The task: Recast the listing, from its first line through the line containing "section-3-line-1: 如FDA、GMP、SGS等专业度较高的认证: [28, 874, 376, 896]", as a Markdown table with a Number column for the row number and a Text column for the line, leaving out any blank lines.

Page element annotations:
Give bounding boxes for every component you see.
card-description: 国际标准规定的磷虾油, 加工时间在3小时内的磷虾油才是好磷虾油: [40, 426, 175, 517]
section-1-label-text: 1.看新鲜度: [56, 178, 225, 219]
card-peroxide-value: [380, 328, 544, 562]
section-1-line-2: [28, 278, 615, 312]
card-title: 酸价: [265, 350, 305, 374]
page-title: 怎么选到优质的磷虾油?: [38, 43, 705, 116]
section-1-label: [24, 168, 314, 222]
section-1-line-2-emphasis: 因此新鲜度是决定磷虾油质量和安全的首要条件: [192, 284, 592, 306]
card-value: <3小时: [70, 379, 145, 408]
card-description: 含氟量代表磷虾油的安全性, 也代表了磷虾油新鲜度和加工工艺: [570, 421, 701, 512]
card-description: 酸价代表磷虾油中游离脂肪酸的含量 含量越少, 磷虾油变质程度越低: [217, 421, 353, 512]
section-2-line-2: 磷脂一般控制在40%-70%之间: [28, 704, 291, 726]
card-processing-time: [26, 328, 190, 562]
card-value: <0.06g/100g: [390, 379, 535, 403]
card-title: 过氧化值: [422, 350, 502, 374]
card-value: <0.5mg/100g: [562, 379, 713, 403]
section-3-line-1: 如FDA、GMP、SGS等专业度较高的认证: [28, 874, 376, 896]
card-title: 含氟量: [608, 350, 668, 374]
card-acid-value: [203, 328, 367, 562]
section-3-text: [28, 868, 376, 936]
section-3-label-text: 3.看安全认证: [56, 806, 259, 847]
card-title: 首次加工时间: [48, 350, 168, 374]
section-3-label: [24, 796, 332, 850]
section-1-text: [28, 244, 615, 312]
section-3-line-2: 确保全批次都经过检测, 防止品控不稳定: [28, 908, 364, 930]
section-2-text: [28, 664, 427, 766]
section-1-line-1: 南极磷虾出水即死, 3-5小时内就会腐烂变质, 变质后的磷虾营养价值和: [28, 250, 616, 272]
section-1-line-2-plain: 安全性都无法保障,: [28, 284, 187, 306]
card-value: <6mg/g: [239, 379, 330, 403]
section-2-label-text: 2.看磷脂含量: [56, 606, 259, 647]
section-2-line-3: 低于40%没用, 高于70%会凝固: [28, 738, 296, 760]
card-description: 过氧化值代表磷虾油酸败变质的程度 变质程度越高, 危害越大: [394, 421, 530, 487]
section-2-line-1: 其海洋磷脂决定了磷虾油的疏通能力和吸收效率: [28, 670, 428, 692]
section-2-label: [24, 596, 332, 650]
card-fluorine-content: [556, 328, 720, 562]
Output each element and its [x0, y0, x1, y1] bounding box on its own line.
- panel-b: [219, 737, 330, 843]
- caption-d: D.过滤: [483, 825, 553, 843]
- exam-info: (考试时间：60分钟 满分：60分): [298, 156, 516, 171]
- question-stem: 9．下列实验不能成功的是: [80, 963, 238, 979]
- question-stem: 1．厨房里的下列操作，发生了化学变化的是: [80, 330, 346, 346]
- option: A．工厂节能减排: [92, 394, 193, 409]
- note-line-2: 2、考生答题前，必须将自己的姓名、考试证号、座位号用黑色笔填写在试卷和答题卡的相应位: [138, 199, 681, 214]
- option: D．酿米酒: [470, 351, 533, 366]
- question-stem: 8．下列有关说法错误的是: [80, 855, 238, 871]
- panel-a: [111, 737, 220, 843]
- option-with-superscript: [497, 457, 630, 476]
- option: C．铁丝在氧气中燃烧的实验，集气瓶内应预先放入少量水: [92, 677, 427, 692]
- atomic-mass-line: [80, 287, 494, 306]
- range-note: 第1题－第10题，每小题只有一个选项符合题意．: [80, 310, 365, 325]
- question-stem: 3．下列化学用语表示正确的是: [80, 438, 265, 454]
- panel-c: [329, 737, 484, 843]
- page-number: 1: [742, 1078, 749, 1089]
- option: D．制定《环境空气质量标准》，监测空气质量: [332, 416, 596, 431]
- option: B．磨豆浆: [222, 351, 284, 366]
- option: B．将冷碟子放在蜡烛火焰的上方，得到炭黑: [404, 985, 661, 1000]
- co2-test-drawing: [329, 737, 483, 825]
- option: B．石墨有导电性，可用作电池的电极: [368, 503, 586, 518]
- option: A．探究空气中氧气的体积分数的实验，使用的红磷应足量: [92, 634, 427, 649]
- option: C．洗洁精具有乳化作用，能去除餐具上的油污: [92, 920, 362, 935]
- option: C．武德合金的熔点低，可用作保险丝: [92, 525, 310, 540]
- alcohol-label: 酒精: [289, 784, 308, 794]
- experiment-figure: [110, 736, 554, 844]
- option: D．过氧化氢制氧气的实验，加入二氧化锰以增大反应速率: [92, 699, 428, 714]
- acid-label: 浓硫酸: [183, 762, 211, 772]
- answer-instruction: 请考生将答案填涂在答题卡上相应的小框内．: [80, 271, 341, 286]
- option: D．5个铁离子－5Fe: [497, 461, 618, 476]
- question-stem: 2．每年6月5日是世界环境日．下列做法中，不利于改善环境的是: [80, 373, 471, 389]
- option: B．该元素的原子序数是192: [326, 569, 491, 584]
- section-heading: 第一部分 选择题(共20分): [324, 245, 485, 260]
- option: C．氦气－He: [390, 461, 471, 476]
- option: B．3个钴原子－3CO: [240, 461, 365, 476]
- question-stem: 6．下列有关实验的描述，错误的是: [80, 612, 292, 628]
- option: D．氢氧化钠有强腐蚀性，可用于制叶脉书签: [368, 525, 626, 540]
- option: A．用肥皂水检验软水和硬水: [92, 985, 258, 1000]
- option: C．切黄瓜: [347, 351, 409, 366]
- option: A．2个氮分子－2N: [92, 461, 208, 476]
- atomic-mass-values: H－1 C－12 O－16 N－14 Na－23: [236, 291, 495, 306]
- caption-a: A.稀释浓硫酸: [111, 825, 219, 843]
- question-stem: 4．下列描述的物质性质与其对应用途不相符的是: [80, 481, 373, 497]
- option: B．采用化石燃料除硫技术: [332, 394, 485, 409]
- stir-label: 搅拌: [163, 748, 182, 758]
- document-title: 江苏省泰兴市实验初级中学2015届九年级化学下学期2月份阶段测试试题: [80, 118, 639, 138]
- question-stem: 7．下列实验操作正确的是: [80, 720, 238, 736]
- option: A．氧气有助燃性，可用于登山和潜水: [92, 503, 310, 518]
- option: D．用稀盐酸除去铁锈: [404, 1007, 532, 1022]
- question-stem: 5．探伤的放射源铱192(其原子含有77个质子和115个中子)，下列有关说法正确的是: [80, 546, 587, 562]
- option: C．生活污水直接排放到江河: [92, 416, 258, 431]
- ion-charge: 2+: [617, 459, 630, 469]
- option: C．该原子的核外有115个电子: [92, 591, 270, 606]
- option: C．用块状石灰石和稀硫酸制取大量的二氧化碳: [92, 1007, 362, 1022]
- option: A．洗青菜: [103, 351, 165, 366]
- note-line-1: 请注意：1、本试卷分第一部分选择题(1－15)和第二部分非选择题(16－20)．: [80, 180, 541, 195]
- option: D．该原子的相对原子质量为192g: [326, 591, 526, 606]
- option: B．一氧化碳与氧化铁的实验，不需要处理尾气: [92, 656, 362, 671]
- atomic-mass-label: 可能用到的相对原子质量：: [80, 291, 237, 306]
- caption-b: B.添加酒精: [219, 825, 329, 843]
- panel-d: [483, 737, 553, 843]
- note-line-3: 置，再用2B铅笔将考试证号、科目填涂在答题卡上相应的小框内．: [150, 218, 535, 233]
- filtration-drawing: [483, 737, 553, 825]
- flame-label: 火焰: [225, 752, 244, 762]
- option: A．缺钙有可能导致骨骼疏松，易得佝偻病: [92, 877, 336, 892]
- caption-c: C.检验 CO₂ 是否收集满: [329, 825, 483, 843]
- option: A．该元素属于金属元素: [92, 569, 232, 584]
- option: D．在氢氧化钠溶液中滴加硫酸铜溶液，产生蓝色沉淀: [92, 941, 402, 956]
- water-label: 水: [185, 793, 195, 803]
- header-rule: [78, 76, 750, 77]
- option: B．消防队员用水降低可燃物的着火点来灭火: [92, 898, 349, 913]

Task solution:
| Number | Text |
|---|---|
| 1 | Give bounding boxes for every component you see. |
| 2 | card-description: 国际标准规定的磷虾油, 加工时间在3小时内的磷虾油才是好磷虾油: [40, 426, 175, 517] |
| 3 | section-1-label-text: 1.看新鲜度: [56, 178, 225, 219] |
| 4 | card-peroxide-value: [380, 328, 544, 562] |
| 5 | section-1-line-2: [28, 278, 615, 312] |
| 6 | card-title: 酸价: [265, 350, 305, 374] |
| 7 | page-title: 怎么选到优质的磷虾油?: [38, 43, 705, 116] |
| 8 | section-1-label: [24, 168, 314, 222] |
| 9 | section-1-line-2-emphasis: 因此新鲜度是决定磷虾油质量和安全的首要条件: [192, 284, 592, 306] |
| 10 | card-value: <3小时: [70, 379, 145, 408] |
| 11 | card-description: 含氟量代表磷虾油的安全性, 也代表了磷虾油新鲜度和加工工艺: [570, 421, 701, 512] |
| 12 | card-description: 酸价代表磷虾油中游离脂肪酸的含量 含量越少, 磷虾油变质程度越低: [217, 421, 353, 512] |
| 13 | section-2-line-2: 磷脂一般控制在40%-70%之间: [28, 704, 291, 726] |
| 14 | card-processing-time: [26, 328, 190, 562] |
| 15 | card-value: <0.06g/100g: [390, 379, 535, 403] |
| 16 | card-title: 过氧化值: [422, 350, 502, 374] |
| 17 | card-value: <0.5mg/100g: [562, 379, 713, 403] |
| 18 | section-3-line-1: 如FDA、GMP、SGS等专业度较高的认证: [28, 874, 376, 896] |